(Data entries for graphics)
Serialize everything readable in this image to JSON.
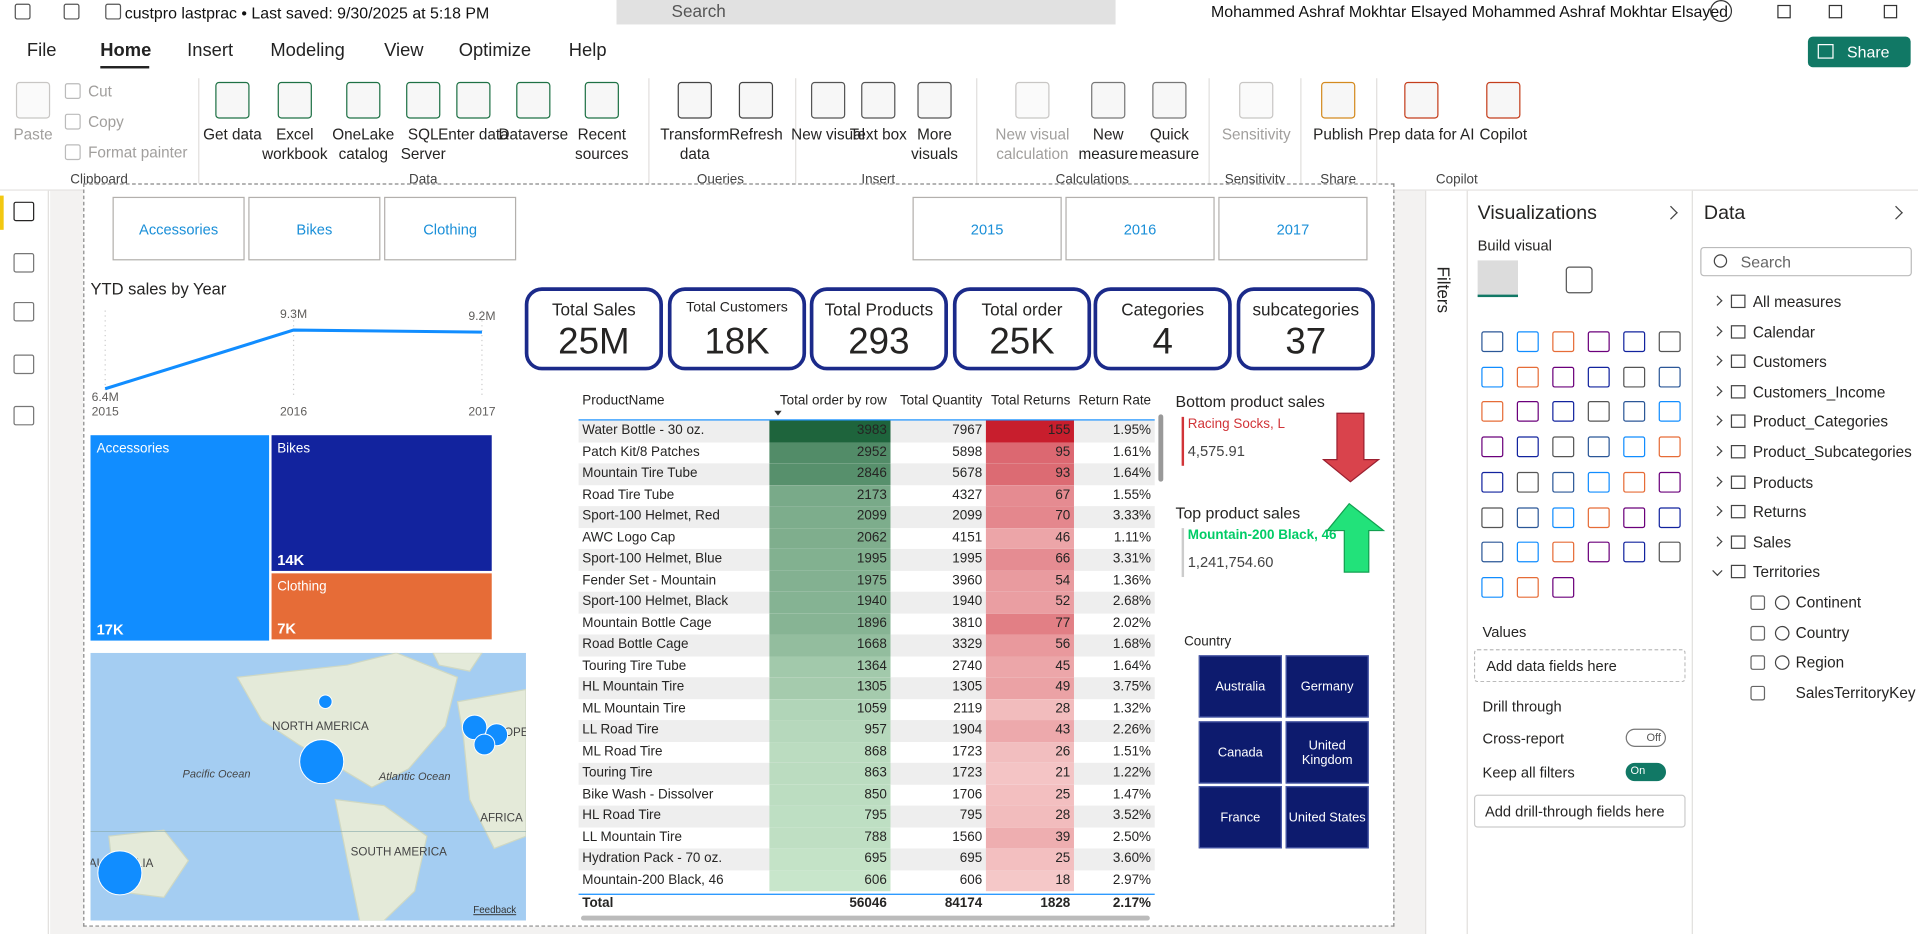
{
  "title_bar": {
    "file": "custpro lastprac • Last saved: 9/30/2025 at 5:18 PM",
    "search": "Search",
    "user": "Mohammed Ashraf Mokhtar Elsayed Mohammed Ashraf Mokhtar Elsayed"
  },
  "menu": [
    "File",
    "Home",
    "Insert",
    "Modeling",
    "View",
    "Optimize",
    "Help"
  ],
  "share": "Share",
  "ribbon": [
    {
      "label": "Clipboard",
      "buttons": [
        {
          "text": "Paste",
          "enabled": false
        },
        {
          "text": "Cut",
          "enabled": false
        },
        {
          "text": "Copy",
          "enabled": false
        },
        {
          "text": "Format painter",
          "enabled": false
        }
      ]
    },
    {
      "label": "Data",
      "buttons": [
        {
          "text": "Get data",
          "enabled": true
        },
        {
          "text": "Excel workbook",
          "enabled": true
        },
        {
          "text": "OneLake catalog",
          "enabled": true
        },
        {
          "text": "SQL Server",
          "enabled": true
        },
        {
          "text": "Enter data",
          "enabled": true
        },
        {
          "text": "Dataverse",
          "enabled": true
        },
        {
          "text": "Recent sources",
          "enabled": true
        }
      ]
    },
    {
      "label": "Queries",
      "buttons": [
        {
          "text": "Transform data",
          "enabled": true
        },
        {
          "text": "Refresh",
          "enabled": true
        }
      ]
    },
    {
      "label": "Insert",
      "buttons": [
        {
          "text": "New visual",
          "enabled": true
        },
        {
          "text": "Text box",
          "enabled": true
        },
        {
          "text": "More visuals",
          "enabled": true
        }
      ]
    },
    {
      "label": "Calculations",
      "buttons": [
        {
          "text": "New visual calculation",
          "enabled": false
        },
        {
          "text": "New measure",
          "enabled": true
        },
        {
          "text": "Quick measure",
          "enabled": true
        }
      ]
    },
    {
      "label": "Sensitivity",
      "buttons": [
        {
          "text": "Sensitivity",
          "enabled": false
        }
      ]
    },
    {
      "label": "Share",
      "buttons": [
        {
          "text": "Publish",
          "enabled": true
        }
      ]
    },
    {
      "label": "Copilot",
      "buttons": [
        {
          "text": "Prep data for AI",
          "enabled": true
        },
        {
          "text": "Copilot",
          "enabled": true
        }
      ]
    }
  ],
  "report": {
    "category_slicer": [
      "Accessories",
      "Bikes",
      "Clothing"
    ],
    "year_slicer": [
      "2015",
      "2016",
      "2017"
    ],
    "kpis": [
      {
        "title": "Total Sales",
        "value": "25M"
      },
      {
        "title": "Total Customers",
        "value": "18K"
      },
      {
        "title": "Total Products",
        "value": "293"
      },
      {
        "title": "Total order",
        "value": "25K"
      },
      {
        "title": "Categories",
        "value": "4"
      },
      {
        "title": "subcategories",
        "value": "37"
      }
    ],
    "table": {
      "columns": [
        "ProductName",
        "Total order by row",
        "Total Quantity",
        "Total Returns",
        "Return Rate"
      ],
      "rows": [
        [
          "Water Bottle - 30 oz.",
          3983,
          7967,
          155,
          "1.95%"
        ],
        [
          "Patch Kit/8 Patches",
          2952,
          5898,
          95,
          "1.61%"
        ],
        [
          "Mountain Tire Tube",
          2846,
          5678,
          93,
          "1.64%"
        ],
        [
          "Road Tire Tube",
          2173,
          4327,
          67,
          "1.55%"
        ],
        [
          "Sport-100 Helmet, Red",
          2099,
          2099,
          70,
          "3.33%"
        ],
        [
          "AWC Logo Cap",
          2062,
          4151,
          46,
          "1.11%"
        ],
        [
          "Sport-100 Helmet, Blue",
          1995,
          1995,
          66,
          "3.31%"
        ],
        [
          "Fender Set - Mountain",
          1975,
          3960,
          54,
          "1.36%"
        ],
        [
          "Sport-100 Helmet, Black",
          1940,
          1940,
          52,
          "2.68%"
        ],
        [
          "Mountain Bottle Cage",
          1896,
          3810,
          77,
          "2.02%"
        ],
        [
          "Road Bottle Cage",
          1668,
          3329,
          56,
          "1.68%"
        ],
        [
          "Touring Tire Tube",
          1364,
          2740,
          45,
          "1.64%"
        ],
        [
          "HL Mountain Tire",
          1305,
          1305,
          49,
          "3.75%"
        ],
        [
          "ML Mountain Tire",
          1059,
          2119,
          28,
          "1.32%"
        ],
        [
          "LL Road Tire",
          957,
          1904,
          43,
          "2.26%"
        ],
        [
          "ML Road Tire",
          868,
          1723,
          26,
          "1.51%"
        ],
        [
          "Touring Tire",
          863,
          1723,
          21,
          "1.22%"
        ],
        [
          "Bike Wash - Dissolver",
          850,
          1706,
          25,
          "1.47%"
        ],
        [
          "HL Road Tire",
          795,
          795,
          28,
          "3.52%"
        ],
        [
          "LL Mountain Tire",
          788,
          1560,
          39,
          "2.50%"
        ],
        [
          "Hydration Pack - 70 oz.",
          695,
          695,
          25,
          "3.60%"
        ],
        [
          "Mountain-200 Black, 46",
          606,
          606,
          18,
          "2.97%"
        ]
      ],
      "total": [
        "Total",
        56046,
        84174,
        1828,
        "2.17%"
      ]
    },
    "bottom_product": {
      "title": "Bottom product sales",
      "name": "Racing Socks, L",
      "value": "4,575.91"
    },
    "top_product": {
      "title": "Top product sales",
      "name": "Mountain-200 Black, 46",
      "value": "1,241,754.60"
    },
    "country_slicer": {
      "title": "Country",
      "items": [
        "Australia",
        "Germany",
        "Canada",
        "United Kingdom",
        "France",
        "United States"
      ]
    },
    "map": {
      "labels": [
        "NORTH AMERICA",
        "Pacific Ocean",
        "Atlantic Ocean",
        "SOUTH AMERICA",
        "AFRICA",
        "EUROPE",
        "AUSTRALIA"
      ],
      "feedback": "Feedback"
    }
  },
  "chart_data": [
    {
      "type": "line",
      "title": "YTD sales by Year",
      "x": [
        2015,
        2016,
        2017
      ],
      "values": [
        6400000,
        9300000,
        9200000
      ],
      "value_labels": [
        "6.4M",
        "9.3M",
        "9.2M"
      ],
      "color": "#118dff"
    },
    {
      "type": "treemap",
      "categories": [
        "Accessories",
        "Bikes",
        "Clothing"
      ],
      "values": [
        17000,
        14000,
        7000
      ],
      "value_labels": [
        "17K",
        "14K",
        "7K"
      ],
      "colors": [
        "#118dff",
        "#12239e",
        "#e66c37"
      ]
    }
  ],
  "filters": "Filters",
  "visualizations": {
    "title": "Visualizations",
    "build": "Build visual",
    "values_label": "Values",
    "values_placeholder": "Add data fields here",
    "drill_title": "Drill through",
    "cross_report": "Cross-report",
    "cross_state": "Off",
    "keep_filters": "Keep all filters",
    "keep_state": "On",
    "drill_placeholder": "Add drill-through fields here"
  },
  "data_pane": {
    "title": "Data",
    "search": "Search",
    "tables": [
      "All measures",
      "Calendar",
      "Customers",
      "Customers_Income",
      "Product_Categories",
      "Product_Subcategories",
      "Products",
      "Returns",
      "Sales",
      "Territories"
    ],
    "territory_fields": [
      "Continent",
      "Country",
      "Region",
      "SalesTerritoryKey"
    ]
  }
}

# Written instruction
Transcribe every record above exactly as written, leaving out any pictures.

# Solution
Serialize everything readable in this image to JSON.
{
  "title_bar": {
    "file": "custpro lastprac • Last saved: 9/30/2025 at 5:18 PM",
    "search": "Search",
    "user": "Mohammed Ashraf Mokhtar Elsayed Mohammed Ashraf Mokhtar Elsayed"
  },
  "menu": [
    "File",
    "Home",
    "Insert",
    "Modeling",
    "View",
    "Optimize",
    "Help"
  ],
  "share": "Share",
  "ribbon": [
    {
      "label": "Clipboard",
      "buttons": [
        {
          "text": "Paste",
          "enabled": false
        },
        {
          "text": "Cut",
          "enabled": false
        },
        {
          "text": "Copy",
          "enabled": false
        },
        {
          "text": "Format painter",
          "enabled": false
        }
      ]
    },
    {
      "label": "Data",
      "buttons": [
        {
          "text": "Get data",
          "enabled": true
        },
        {
          "text": "Excel workbook",
          "enabled": true
        },
        {
          "text": "OneLake catalog",
          "enabled": true
        },
        {
          "text": "SQL Server",
          "enabled": true
        },
        {
          "text": "Enter data",
          "enabled": true
        },
        {
          "text": "Dataverse",
          "enabled": true
        },
        {
          "text": "Recent sources",
          "enabled": true
        }
      ]
    },
    {
      "label": "Queries",
      "buttons": [
        {
          "text": "Transform data",
          "enabled": true
        },
        {
          "text": "Refresh",
          "enabled": true
        }
      ]
    },
    {
      "label": "Insert",
      "buttons": [
        {
          "text": "New visual",
          "enabled": true
        },
        {
          "text": "Text box",
          "enabled": true
        },
        {
          "text": "More visuals",
          "enabled": true
        }
      ]
    },
    {
      "label": "Calculations",
      "buttons": [
        {
          "text": "New visual calculation",
          "enabled": false
        },
        {
          "text": "New measure",
          "enabled": true
        },
        {
          "text": "Quick measure",
          "enabled": true
        }
      ]
    },
    {
      "label": "Sensitivity",
      "buttons": [
        {
          "text": "Sensitivity",
          "enabled": false
        }
      ]
    },
    {
      "label": "Share",
      "buttons": [
        {
          "text": "Publish",
          "enabled": true
        }
      ]
    },
    {
      "label": "Copilot",
      "buttons": [
        {
          "text": "Prep data for AI",
          "enabled": true
        },
        {
          "text": "Copilot",
          "enabled": true
        }
      ]
    }
  ],
  "report": {
    "category_slicer": [
      "Accessories",
      "Bikes",
      "Clothing"
    ],
    "year_slicer": [
      "2015",
      "2016",
      "2017"
    ],
    "kpis": [
      {
        "title": "Total Sales",
        "value": "25M"
      },
      {
        "title": "Total Customers",
        "value": "18K"
      },
      {
        "title": "Total Products",
        "value": "293"
      },
      {
        "title": "Total order",
        "value": "25K"
      },
      {
        "title": "Categories",
        "value": "4"
      },
      {
        "title": "subcategories",
        "value": "37"
      }
    ],
    "table": {
      "columns": [
        "ProductName",
        "Total order by row",
        "Total Quantity",
        "Total Returns",
        "Return Rate"
      ],
      "rows": [
        [
          "Water Bottle - 30 oz.",
          3983,
          7967,
          155,
          "1.95%"
        ],
        [
          "Patch Kit/8 Patches",
          2952,
          5898,
          95,
          "1.61%"
        ],
        [
          "Mountain Tire Tube",
          2846,
          5678,
          93,
          "1.64%"
        ],
        [
          "Road Tire Tube",
          2173,
          4327,
          67,
          "1.55%"
        ],
        [
          "Sport-100 Helmet, Red",
          2099,
          2099,
          70,
          "3.33%"
        ],
        [
          "AWC Logo Cap",
          2062,
          4151,
          46,
          "1.11%"
        ],
        [
          "Sport-100 Helmet, Blue",
          1995,
          1995,
          66,
          "3.31%"
        ],
        [
          "Fender Set - Mountain",
          1975,
          3960,
          54,
          "1.36%"
        ],
        [
          "Sport-100 Helmet, Black",
          1940,
          1940,
          52,
          "2.68%"
        ],
        [
          "Mountain Bottle Cage",
          1896,
          3810,
          77,
          "2.02%"
        ],
        [
          "Road Bottle Cage",
          1668,
          3329,
          56,
          "1.68%"
        ],
        [
          "Touring Tire Tube",
          1364,
          2740,
          45,
          "1.64%"
        ],
        [
          "HL Mountain Tire",
          1305,
          1305,
          49,
          "3.75%"
        ],
        [
          "ML Mountain Tire",
          1059,
          2119,
          28,
          "1.32%"
        ],
        [
          "LL Road Tire",
          957,
          1904,
          43,
          "2.26%"
        ],
        [
          "ML Road Tire",
          868,
          1723,
          26,
          "1.51%"
        ],
        [
          "Touring Tire",
          863,
          1723,
          21,
          "1.22%"
        ],
        [
          "Bike Wash - Dissolver",
          850,
          1706,
          25,
          "1.47%"
        ],
        [
          "HL Road Tire",
          795,
          795,
          28,
          "3.52%"
        ],
        [
          "LL Mountain Tire",
          788,
          1560,
          39,
          "2.50%"
        ],
        [
          "Hydration Pack - 70 oz.",
          695,
          695,
          25,
          "3.60%"
        ],
        [
          "Mountain-200 Black, 46",
          606,
          606,
          18,
          "2.97%"
        ]
      ],
      "total": [
        "Total",
        56046,
        84174,
        1828,
        "2.17%"
      ]
    },
    "bottom_product": {
      "title": "Bottom product sales",
      "name": "Racing Socks, L",
      "value": "4,575.91"
    },
    "top_product": {
      "title": "Top product sales",
      "name": "Mountain-200 Black, 46",
      "value": "1,241,754.60"
    },
    "country_slicer": {
      "title": "Country",
      "items": [
        "Australia",
        "Germany",
        "Canada",
        "United Kingdom",
        "France",
        "United States"
      ]
    },
    "map": {
      "labels": [
        "NORTH AMERICA",
        "Pacific Ocean",
        "Atlantic Ocean",
        "SOUTH AMERICA",
        "AFRICA",
        "EUROPE",
        "AUSTRALIA"
      ],
      "feedback": "Feedback"
    }
  },
  "chart_data": [
    {
      "type": "line",
      "title": "YTD sales by Year",
      "x": [
        2015,
        2016,
        2017
      ],
      "values": [
        6400000,
        9300000,
        9200000
      ],
      "value_labels": [
        "6.4M",
        "9.3M",
        "9.2M"
      ],
      "color": "#118dff"
    },
    {
      "type": "treemap",
      "categories": [
        "Accessories",
        "Bikes",
        "Clothing"
      ],
      "values": [
        17000,
        14000,
        7000
      ],
      "value_labels": [
        "17K",
        "14K",
        "7K"
      ],
      "colors": [
        "#118dff",
        "#12239e",
        "#e66c37"
      ]
    }
  ],
  "filters": "Filters",
  "visualizations": {
    "title": "Visualizations",
    "build": "Build visual",
    "values_label": "Values",
    "values_placeholder": "Add data fields here",
    "drill_title": "Drill through",
    "cross_report": "Cross-report",
    "cross_state": "Off",
    "keep_filters": "Keep all filters",
    "keep_state": "On",
    "drill_placeholder": "Add drill-through fields here"
  },
  "data_pane": {
    "title": "Data",
    "search": "Search",
    "tables": [
      "All measures",
      "Calendar",
      "Customers",
      "Customers_Income",
      "Product_Categories",
      "Product_Subcategories",
      "Products",
      "Returns",
      "Sales",
      "Territories"
    ],
    "territory_fields": [
      "Continent",
      "Country",
      "Region",
      "SalesTerritoryKey"
    ]
  }
}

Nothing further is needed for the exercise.